AIM OF THE TASK: Retrieve every line of the data holding the word "employees".

DATA TO EXAMINE:

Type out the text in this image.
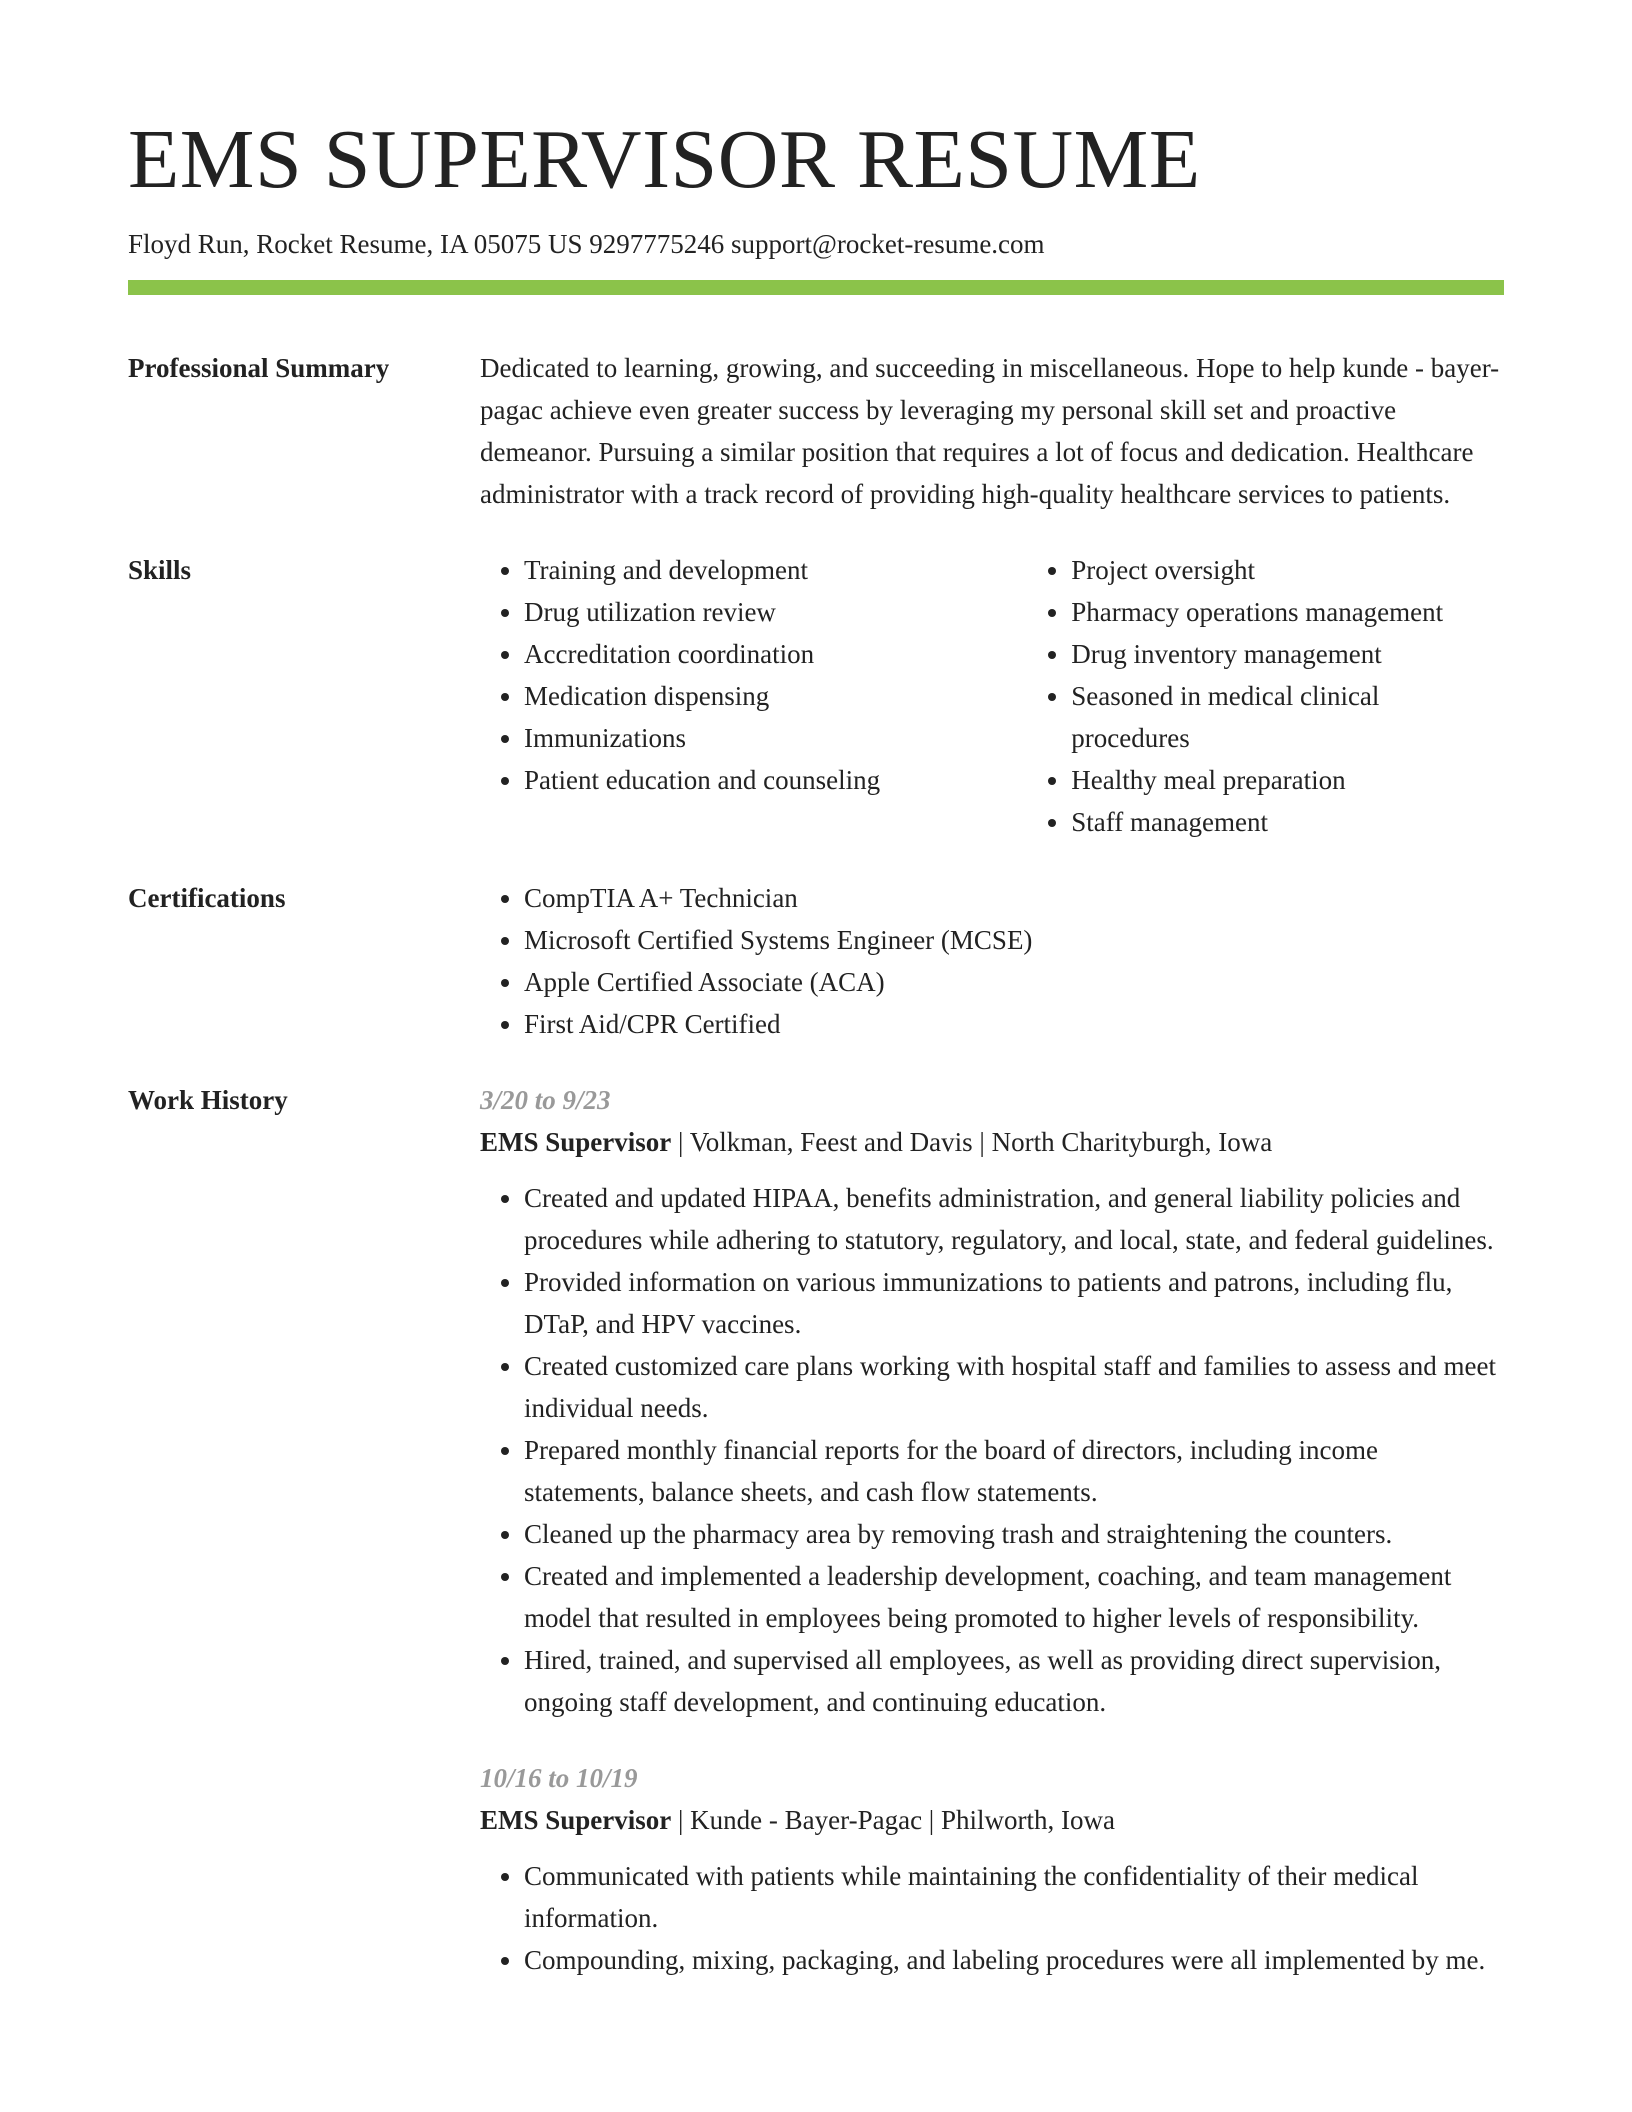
EMS SUPERVISOR RESUME
Floyd Run, Rocket Resume, IA 05075 US 9297775246 support@rocket-resume.com
Professional Summary	Dedicated to learning, growing, and succeeding in miscellaneous. Hope to help kunde - bayer-pagac achieve even greater success by leveraging my personal skill set and proactive demeanor. Pursuing a similar position that requires a lot of focus and dedication. Healthcare administrator with a track record of providing high-quality healthcare services to patients.
Skills	• Training and development
• Drug utilization review
• Accreditation coordination
• Medication dispensing
• Immunizations
• Patient education and counseling
• Project oversight
• Pharmacy operations management
• Drug inventory management
• Seasoned in medical clinical procedures
• Healthy meal preparation
• Staff management
Certifications	• CompTIA A+ Technician
• Microsoft Certified Systems Engineer (MCSE)
• Apple Certified Associate (ACA)
• First Aid/CPR Certified
Work History	3/20 to 9/23
EMS Supervisor | Volkman, Feest and Davis | North Charityburgh, Iowa
• Created and updated HIPAA, benefits administration, and general liability policies and procedures while adhering to statutory, regulatory, and local, state, and federal guidelines.
• Provided information on various immunizations to patients and patrons, including flu, DTaP, and HPV vaccines.
• Created customized care plans working with hospital staff and families to assess and meet individual needs.
• Prepared monthly financial reports for the board of directors, including income statements, balance sheets, and cash flow statements.
• Cleaned up the pharmacy area by removing trash and straightening the counters.
• Created and implemented a leadership development, coaching, and team management model that resulted in employees being promoted to higher levels of responsibility.
• Hired, trained, and supervised all employees, as well as providing direct supervision, ongoing staff development, and continuing education.
10/16 to 10/19
EMS Supervisor | Kunde - Bayer-Pagac | Philworth, Iowa
• Communicated with patients while maintaining the confidentiality of their medical information.
• Compounding, mixing, packaging, and labeling procedures were all implemented by me.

RESPONSE TO THIS EXERCISE:
• Created and implemented a leadership development, coaching, and team management model that resulted in employees being promoted to higher levels of responsibility.
• Hired, trained, and supervised all employees, as well as providing direct supervision, ongoing staff development, and continuing education.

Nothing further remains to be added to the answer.